(Items listed in a dataset)
⟨

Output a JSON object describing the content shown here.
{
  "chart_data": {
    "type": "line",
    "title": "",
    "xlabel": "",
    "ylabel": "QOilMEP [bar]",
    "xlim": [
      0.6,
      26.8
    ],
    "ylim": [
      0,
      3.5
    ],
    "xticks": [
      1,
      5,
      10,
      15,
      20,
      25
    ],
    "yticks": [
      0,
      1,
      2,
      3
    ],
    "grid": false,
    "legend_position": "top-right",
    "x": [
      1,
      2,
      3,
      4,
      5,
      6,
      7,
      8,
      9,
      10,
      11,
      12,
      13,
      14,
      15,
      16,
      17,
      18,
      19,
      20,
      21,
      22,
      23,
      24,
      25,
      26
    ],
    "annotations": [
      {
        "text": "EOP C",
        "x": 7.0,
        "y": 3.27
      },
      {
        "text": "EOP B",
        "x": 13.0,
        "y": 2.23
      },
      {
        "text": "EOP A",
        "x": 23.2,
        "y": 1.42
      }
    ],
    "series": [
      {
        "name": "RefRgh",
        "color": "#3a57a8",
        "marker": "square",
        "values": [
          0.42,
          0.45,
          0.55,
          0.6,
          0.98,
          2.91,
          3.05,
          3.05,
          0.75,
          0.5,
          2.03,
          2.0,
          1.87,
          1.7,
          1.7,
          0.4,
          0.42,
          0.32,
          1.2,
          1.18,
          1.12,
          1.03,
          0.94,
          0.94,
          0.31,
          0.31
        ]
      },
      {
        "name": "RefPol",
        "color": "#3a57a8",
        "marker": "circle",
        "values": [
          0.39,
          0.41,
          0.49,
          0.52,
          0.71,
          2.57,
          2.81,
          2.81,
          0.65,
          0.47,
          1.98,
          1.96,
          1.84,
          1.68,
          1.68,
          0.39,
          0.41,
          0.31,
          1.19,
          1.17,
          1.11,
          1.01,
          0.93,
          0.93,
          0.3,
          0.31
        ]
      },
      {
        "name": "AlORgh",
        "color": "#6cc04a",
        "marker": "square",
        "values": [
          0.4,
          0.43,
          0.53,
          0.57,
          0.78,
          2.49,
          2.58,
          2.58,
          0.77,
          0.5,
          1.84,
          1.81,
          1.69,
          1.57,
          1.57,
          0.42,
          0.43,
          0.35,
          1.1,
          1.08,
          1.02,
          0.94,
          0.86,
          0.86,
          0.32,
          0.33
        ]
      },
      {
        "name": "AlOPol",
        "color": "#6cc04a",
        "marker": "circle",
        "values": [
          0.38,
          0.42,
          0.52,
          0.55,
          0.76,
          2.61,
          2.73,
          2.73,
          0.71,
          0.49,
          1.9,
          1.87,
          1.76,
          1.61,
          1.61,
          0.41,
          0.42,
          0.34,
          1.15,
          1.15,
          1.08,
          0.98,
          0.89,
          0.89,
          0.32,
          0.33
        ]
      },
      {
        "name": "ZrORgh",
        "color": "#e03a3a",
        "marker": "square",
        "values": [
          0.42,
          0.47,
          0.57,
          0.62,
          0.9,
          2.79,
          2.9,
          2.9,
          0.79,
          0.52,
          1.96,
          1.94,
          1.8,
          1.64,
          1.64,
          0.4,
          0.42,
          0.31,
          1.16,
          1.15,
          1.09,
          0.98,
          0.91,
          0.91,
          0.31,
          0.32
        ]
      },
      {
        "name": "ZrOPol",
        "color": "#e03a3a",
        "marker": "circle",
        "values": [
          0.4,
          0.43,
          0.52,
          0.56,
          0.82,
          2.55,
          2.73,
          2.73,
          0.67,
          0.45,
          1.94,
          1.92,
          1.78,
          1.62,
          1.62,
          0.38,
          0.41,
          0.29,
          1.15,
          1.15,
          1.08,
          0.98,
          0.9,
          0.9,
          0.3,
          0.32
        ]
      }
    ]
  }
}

⟩

▶ **DIRECTIONS**
Nothing may be left out: return each entry exactly as it reads.

▶ **ANSWER**
Output a JSON object describing the content shown here.
{
  "chart_data": {
    "type": "line",
    "title": "",
    "xlabel": "",
    "ylabel": "QOilMEP [bar]",
    "xlim": [
      0.6,
      26.8
    ],
    "ylim": [
      0,
      3.5
    ],
    "xticks": [
      1,
      5,
      10,
      15,
      20,
      25
    ],
    "yticks": [
      0,
      1,
      2,
      3
    ],
    "grid": false,
    "legend_position": "top-right",
    "x": [
      1,
      2,
      3,
      4,
      5,
      6,
      7,
      8,
      9,
      10,
      11,
      12,
      13,
      14,
      15,
      16,
      17,
      18,
      19,
      20,
      21,
      22,
      23,
      24,
      25,
      26
    ],
    "annotations": [
      {
        "text": "EOP C",
        "x": 7.0,
        "y": 3.27
      },
      {
        "text": "EOP B",
        "x": 13.0,
        "y": 2.23
      },
      {
        "text": "EOP A",
        "x": 23.2,
        "y": 1.42
      }
    ],
    "series": [
      {
        "name": "RefRgh",
        "color": "#3a57a8",
        "marker": "square",
        "values": [
          0.42,
          0.45,
          0.55,
          0.6,
          0.98,
          2.91,
          3.05,
          3.05,
          0.75,
          0.5,
          2.03,
          2.0,
          1.87,
          1.7,
          1.7,
          0.4,
          0.42,
          0.32,
          1.2,
          1.18,
          1.12,
          1.03,
          0.94,
          0.94,
          0.31,
          0.31
        ]
      },
      {
        "name": "RefPol",
        "color": "#3a57a8",
        "marker": "circle",
        "values": [
          0.39,
          0.41,
          0.49,
          0.52,
          0.71,
          2.57,
          2.81,
          2.81,
          0.65,
          0.47,
          1.98,
          1.96,
          1.84,
          1.68,
          1.68,
          0.39,
          0.41,
          0.31,
          1.19,
          1.17,
          1.11,
          1.01,
          0.93,
          0.93,
          0.3,
          0.31
        ]
      },
      {
        "name": "AlORgh",
        "color": "#6cc04a",
        "marker": "square",
        "values": [
          0.4,
          0.43,
          0.53,
          0.57,
          0.78,
          2.49,
          2.58,
          2.58,
          0.77,
          0.5,
          1.84,
          1.81,
          1.69,
          1.57,
          1.57,
          0.42,
          0.43,
          0.35,
          1.1,
          1.08,
          1.02,
          0.94,
          0.86,
          0.86,
          0.32,
          0.33
        ]
      },
      {
        "name": "AlOPol",
        "color": "#6cc04a",
        "marker": "circle",
        "values": [
          0.38,
          0.42,
          0.52,
          0.55,
          0.76,
          2.61,
          2.73,
          2.73,
          0.71,
          0.49,
          1.9,
          1.87,
          1.76,
          1.61,
          1.61,
          0.41,
          0.42,
          0.34,
          1.15,
          1.15,
          1.08,
          0.98,
          0.89,
          0.89,
          0.32,
          0.33
        ]
      },
      {
        "name": "ZrORgh",
        "color": "#e03a3a",
        "marker": "square",
        "values": [
          0.42,
          0.47,
          0.57,
          0.62,
          0.9,
          2.79,
          2.9,
          2.9,
          0.79,
          0.52,
          1.96,
          1.94,
          1.8,
          1.64,
          1.64,
          0.4,
          0.42,
          0.31,
          1.16,
          1.15,
          1.09,
          0.98,
          0.91,
          0.91,
          0.31,
          0.32
        ]
      },
      {
        "name": "ZrOPol",
        "color": "#e03a3a",
        "marker": "circle",
        "values": [
          0.4,
          0.43,
          0.52,
          0.56,
          0.82,
          2.55,
          2.73,
          2.73,
          0.67,
          0.45,
          1.94,
          1.92,
          1.78,
          1.62,
          1.62,
          0.38,
          0.41,
          0.29,
          1.15,
          1.15,
          1.08,
          0.98,
          0.9,
          0.9,
          0.3,
          0.32
        ]
      }
    ]
  }
}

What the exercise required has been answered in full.